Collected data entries
○ ○ ○ ○ ○
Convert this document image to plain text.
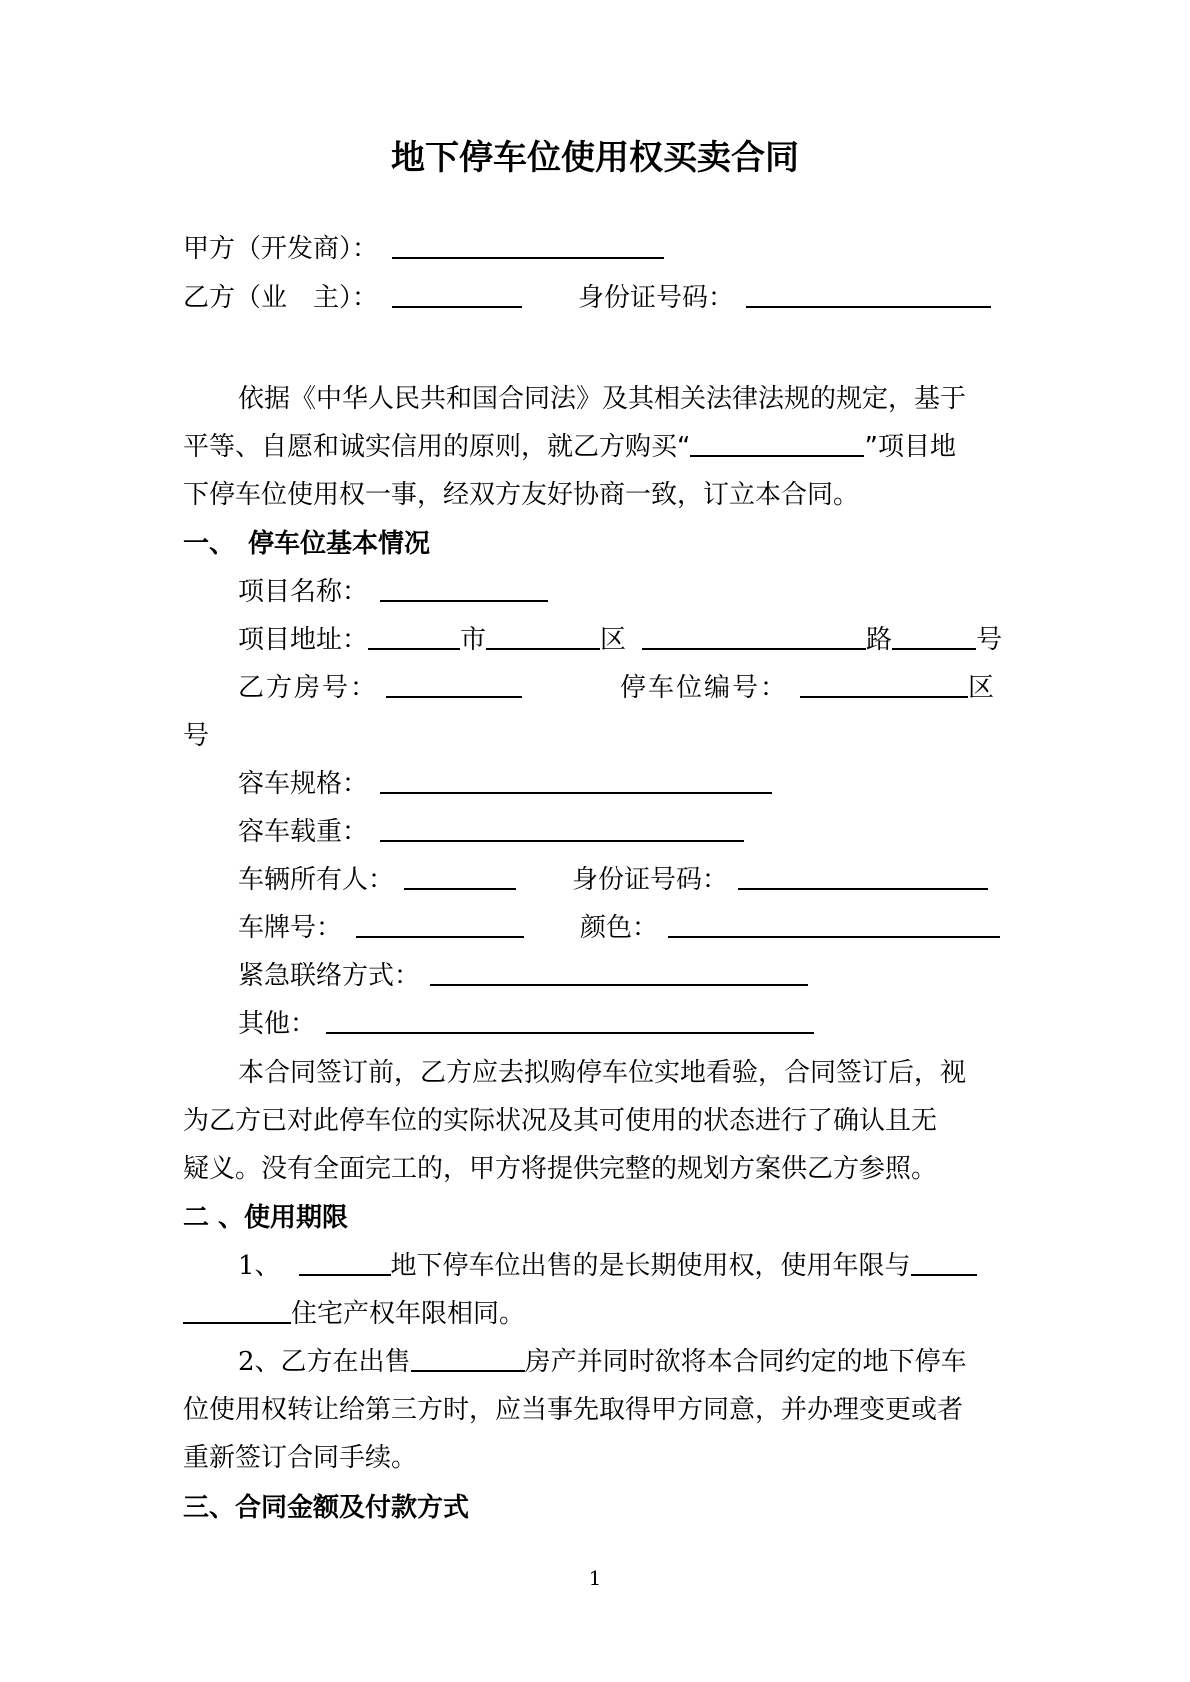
地下停车位使用权买卖合同
甲方（开发商）：
乙方（业　主）：	身份证号码：
依据《中华人民共和国合同法》及其相关法律法规的规定，基于
平等、自愿和诚实信用的原则，就乙方购买“	”项目地
下停车位使用权一事，经双方友好协商一致，订立本合同。
一、　停车位基本情况
项目名称：
项目地址：	市	区	路	号
乙方房号：	停车位编号：	区
号
容车规格：
容车载重：
车辆所有人：	身份证号码：
车牌号：	颜色：
紧急联络方式：
其他：
本合同签订前，乙方应去拟购停车位实地看验，合同签订后，视
为乙方已对此停车位的实际状况及其可使用的状态进行了确认且无
疑义。没有全面完工的，甲方将提供完整的规划方案供乙方参照。
二 、使用期限
1、	地下停车位出售的是长期使用权，使用年限与
住宅产权年限相同。
2、乙方在出售	房产并同时欲将本合同约定的地下停车
位使用权转让给第三方时，应当事先取得甲方同意，并办理变更或者
重新签订合同手续。
三、合同金额及付款方式
1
○ ○ ○ ○ ○
STATED TASK: Could you reproduce every record above exactly, leaving out the pictures?

THE COMPLETED TASK:
Convert this document image to plain text.
地下停车位使用权买卖合同
甲方（开发商）：
乙方（业　主）：	身份证号码：
依据《中华人民共和国合同法》及其相关法律法规的规定，基于
平等、自愿和诚实信用的原则，就乙方购买“	”项目地
下停车位使用权一事，经双方友好协商一致，订立本合同。
一、　停车位基本情况
项目名称：
项目地址：	市	区	路	号
乙方房号：	停车位编号：	区
号
容车规格：
容车载重：
车辆所有人：	身份证号码：
车牌号：	颜色：
紧急联络方式：
其他：
本合同签订前，乙方应去拟购停车位实地看验，合同签订后，视
为乙方已对此停车位的实际状况及其可使用的状态进行了确认且无
疑义。没有全面完工的，甲方将提供完整的规划方案供乙方参照。
二 、使用期限
1、	地下停车位出售的是长期使用权，使用年限与
住宅产权年限相同。
2、乙方在出售	房产并同时欲将本合同约定的地下停车
位使用权转让给第三方时，应当事先取得甲方同意，并办理变更或者
重新签订合同手续。
三、合同金额及付款方式
1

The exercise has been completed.